Task objective>
Print every record below exactly, minus the pictures.
————
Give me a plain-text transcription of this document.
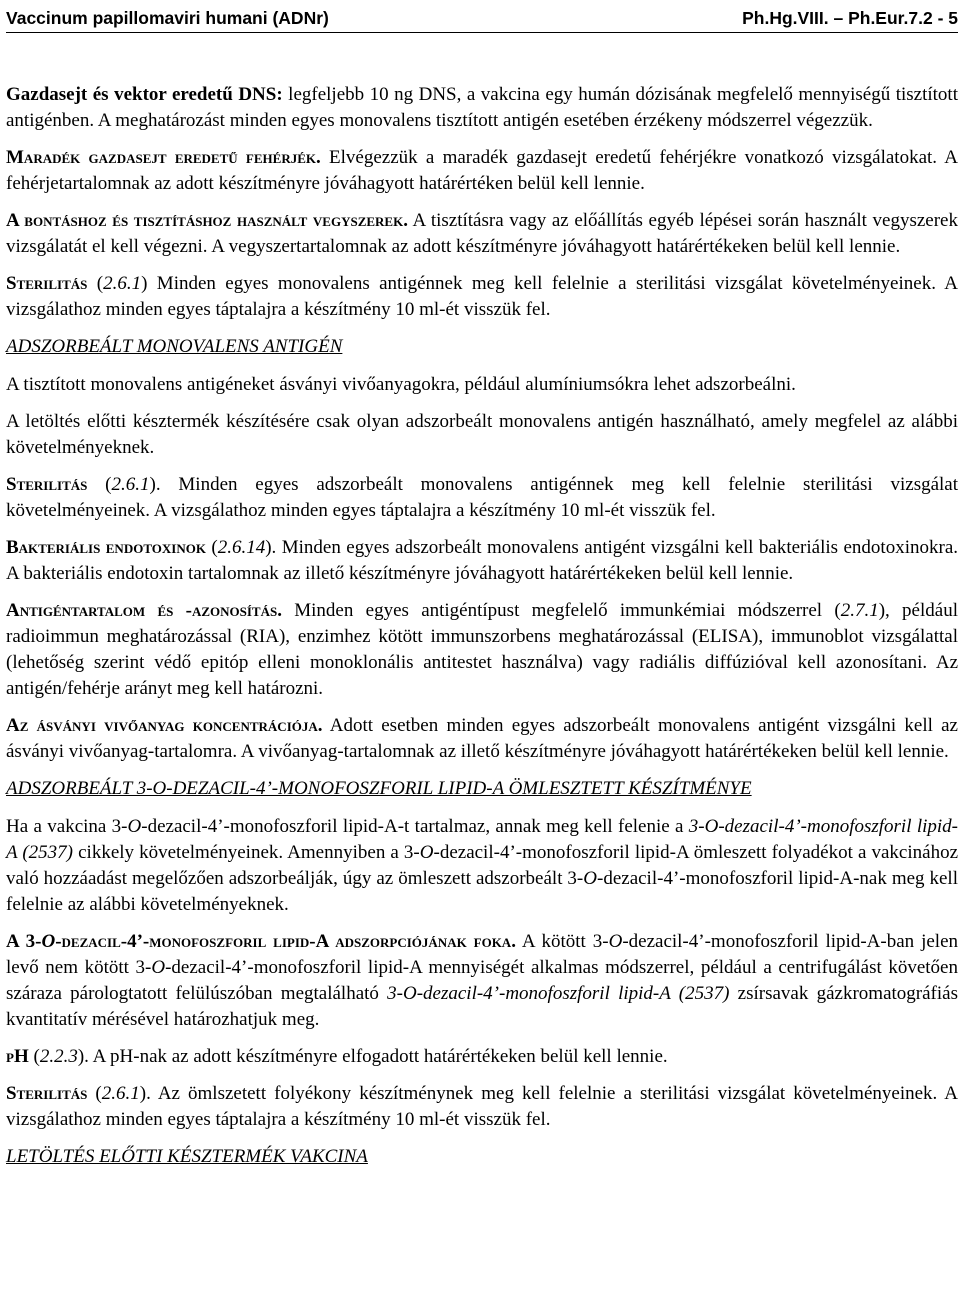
Vaccinum papillomaviri humani (ADNr)	Ph.Hg.VIII. – Ph.Eur.7.2 - 5

Gazdasejt és vektor eredetű DNS: legfeljebb 10 ng DNS, a vakcina egy humán dózisának megfelelő mennyiségű tisztított antigénben. A meghatározást minden egyes monovalens tisztított antigén esetében érzékeny módszerrel végezzük.

Maradék gazdasejt eredetű fehérjék. Elvégezzük a maradék gazdasejt eredetű fehérjékre vonatkozó vizsgálatokat. A fehérjetartalomnak az adott készítményre jóváhagyott határértéken belül kell lennie.

A bontáshoz és tisztításhoz használt vegyszerek. A tisztításra vagy az előállítás egyéb lépései során használt vegyszerek vizsgálatát el kell végezni. A vegyszertartalomnak az adott készítményre jóváhagyott határértékeken belül kell lennie.

Sterilitás (2.6.1) Minden egyes monovalens antigénnek meg kell felelnie a sterilitási vizsgálat követelményeinek. A vizsgálathoz minden egyes táptalajra a készítmény 10 ml-ét visszük fel.

ADSZORBEÁLT MONOVALENS ANTIGÉN

A tisztított monovalens antigéneket ásványi vivőanyagokra, például alumíniumsókra lehet adszorbeálni.

A letöltés előtti késztermék készítésére csak olyan adszorbeált monovalens antigén használható, amely megfelel az alábbi követelményeknek.

Sterilitás (2.6.1). Minden egyes adszorbeált monovalens antigénnek meg kell felelnie sterilitási vizsgálat követelményeinek. A vizsgálathoz minden egyes táptalajra a készítmény 10 ml-ét visszük fel.

Bakteriális endotoxinok (2.6.14). Minden egyes adszorbeált monovalens antigént vizsgálni kell bakteriális endotoxinokra. A bakteriális endotoxin tartalomnak az illető készítményre jóváhagyott határértékeken belül kell lennie.

Antigéntartalom és -azonosítás. Minden egyes antigéntípust megfelelő immunkémiai módszerrel (2.7.1), például radioimmun meghatározással (RIA), enzimhez kötött immunszorbens meghatározással (ELISA), immunoblot vizsgálattal (lehetőség szerint védő epitóp elleni monoklonális antitestet használva) vagy radiális diffúzióval kell azonosítani. Az antigén/fehérje arányt meg kell határozni.

Az ásványi vivőanyag koncentrációja. Adott esetben minden egyes adszorbeált monovalens antigént vizsgálni kell az ásványi vivőanyag-tartalomra. A vivőanyag-tartalomnak az illető készítményre jóváhagyott határértékeken belül kell lennie.

ADSZORBEÁLT 3-O-DEZACIL-4’-MONOFOSZFORIL LIPID-A ÖMLESZTETT KÉSZÍTMÉNYE

Ha a vakcina 3-O-dezacil-4’-monofoszforil lipid-A-t tartalmaz, annak meg kell felenie a 3-O-dezacil-4’-monofoszforil lipid-A (2537) cikkely követelményeinek. Amennyiben a 3-O-dezacil-4’-monofoszforil lipid-A ömleszett folyadékot a vakcinához való hozzáadást megelőzően adszorbeálják, úgy az ömleszett adszorbeált 3-O-dezacil-4’-monofoszforil lipid-A-nak meg kell felelnie az alábbi követelményeknek.

A 3-O-dezacil-4’-monofoszforil lipid-A adszorpciójának foka. A kötött 3-O-dezacil-4’-monofoszforil lipid-A-ban jelen levő nem kötött 3-O-dezacil-4’-monofoszforil lipid-A mennyiségét alkalmas módszerrel, például a centrifugálást követően száraza párologtatott felülúszóban megtalálható 3-O-dezacil-4’-monofoszforil lipid-A (2537) zsírsavak gázkromatográfiás kvantitatív mérésével határozhatjuk meg.

pH (2.2.3). A pH-nak az adott készítményre elfogadott határértékeken belül kell lennie.

Sterilitás (2.6.1). Az ömlszetett folyékony készítménynek meg kell felelnie a sterilitási vizsgálat követelményeinek. A vizsgálathoz minden egyes táptalajra a készítmény 10 ml-ét visszük fel.

LETÖLTÉS ELŐTTI KÉSZTERMÉK VAKCINA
————
Answer for the task>
Give me a plain-text transcription of this document.
Vaccinum papillomaviri humani (ADNr)	Ph.Hg.VIII. – Ph.Eur.7.2 - 5

Gazdasejt és vektor eredetű DNS: legfeljebb 10 ng DNS, a vakcina egy humán dózisának megfelelő mennyiségű tisztított antigénben. A meghatározást minden egyes monovalens tisztított antigén esetében érzékeny módszerrel végezzük.

Maradék gazdasejt eredetű fehérjék. Elvégezzük a maradék gazdasejt eredetű fehérjékre vonatkozó vizsgálatokat. A fehérjetartalomnak az adott készítményre jóváhagyott határértéken belül kell lennie.

A bontáshoz és tisztításhoz használt vegyszerek. A tisztításra vagy az előállítás egyéb lépései során használt vegyszerek vizsgálatát el kell végezni. A vegyszertartalomnak az adott készítményre jóváhagyott határértékeken belül kell lennie.

Sterilitás (2.6.1) Minden egyes monovalens antigénnek meg kell felelnie a sterilitási vizsgálat követelményeinek. A vizsgálathoz minden egyes táptalajra a készítmény 10 ml-ét visszük fel.

ADSZORBEÁLT MONOVALENS ANTIGÉN

A tisztított monovalens antigéneket ásványi vivőanyagokra, például alumíniumsókra lehet adszorbeálni.

A letöltés előtti késztermék készítésére csak olyan adszorbeált monovalens antigén használható, amely megfelel az alábbi követelményeknek.

Sterilitás (2.6.1). Minden egyes adszorbeált monovalens antigénnek meg kell felelnie sterilitási vizsgálat követelményeinek. A vizsgálathoz minden egyes táptalajra a készítmény 10 ml-ét visszük fel.

Bakteriális endotoxinok (2.6.14). Minden egyes adszorbeált monovalens antigént vizsgálni kell bakteriális endotoxinokra. A bakteriális endotoxin tartalomnak az illető készítményre jóváhagyott határértékeken belül kell lennie.

Antigéntartalom és -azonosítás. Minden egyes antigéntípust megfelelő immunkémiai módszerrel (2.7.1), például radioimmun meghatározással (RIA), enzimhez kötött immunszorbens meghatározással (ELISA), immunoblot vizsgálattal (lehetőség szerint védő epitóp elleni monoklonális antitestet használva) vagy radiális diffúzióval kell azonosítani. Az antigén/fehérje arányt meg kell határozni.

Az ásványi vivőanyag koncentrációja. Adott esetben minden egyes adszorbeált monovalens antigént vizsgálni kell az ásványi vivőanyag-tartalomra. A vivőanyag-tartalomnak az illető készítményre jóváhagyott határértékeken belül kell lennie.

ADSZORBEÁLT 3-O-DEZACIL-4’-MONOFOSZFORIL LIPID-A ÖMLESZTETT KÉSZÍTMÉNYE

Ha a vakcina 3-O-dezacil-4’-monofoszforil lipid-A-t tartalmaz, annak meg kell felenie a 3-O-dezacil-4’-monofoszforil lipid-A (2537) cikkely követelményeinek. Amennyiben a 3-O-dezacil-4’-monofoszforil lipid-A ömleszett folyadékot a vakcinához való hozzáadást megelőzően adszorbeálják, úgy az ömleszett adszorbeált 3-O-dezacil-4’-monofoszforil lipid-A-nak meg kell felelnie az alábbi követelményeknek.

A 3-O-dezacil-4’-monofoszforil lipid-A adszorpciójának foka. A kötött 3-O-dezacil-4’-monofoszforil lipid-A-ban jelen levő nem kötött 3-O-dezacil-4’-monofoszforil lipid-A mennyiségét alkalmas módszerrel, például a centrifugálást követően száraza párologtatott felülúszóban megtalálható 3-O-dezacil-4’-monofoszforil lipid-A (2537) zsírsavak gázkromatográfiás kvantitatív mérésével határozhatjuk meg.

pH (2.2.3). A pH-nak az adott készítményre elfogadott határértékeken belül kell lennie.

Sterilitás (2.6.1). Az ömlszetett folyékony készítménynek meg kell felelnie a sterilitási vizsgálat követelményeinek. A vizsgálathoz minden egyes táptalajra a készítmény 10 ml-ét visszük fel.

LETÖLTÉS ELŐTTI KÉSZTERMÉK VAKCINA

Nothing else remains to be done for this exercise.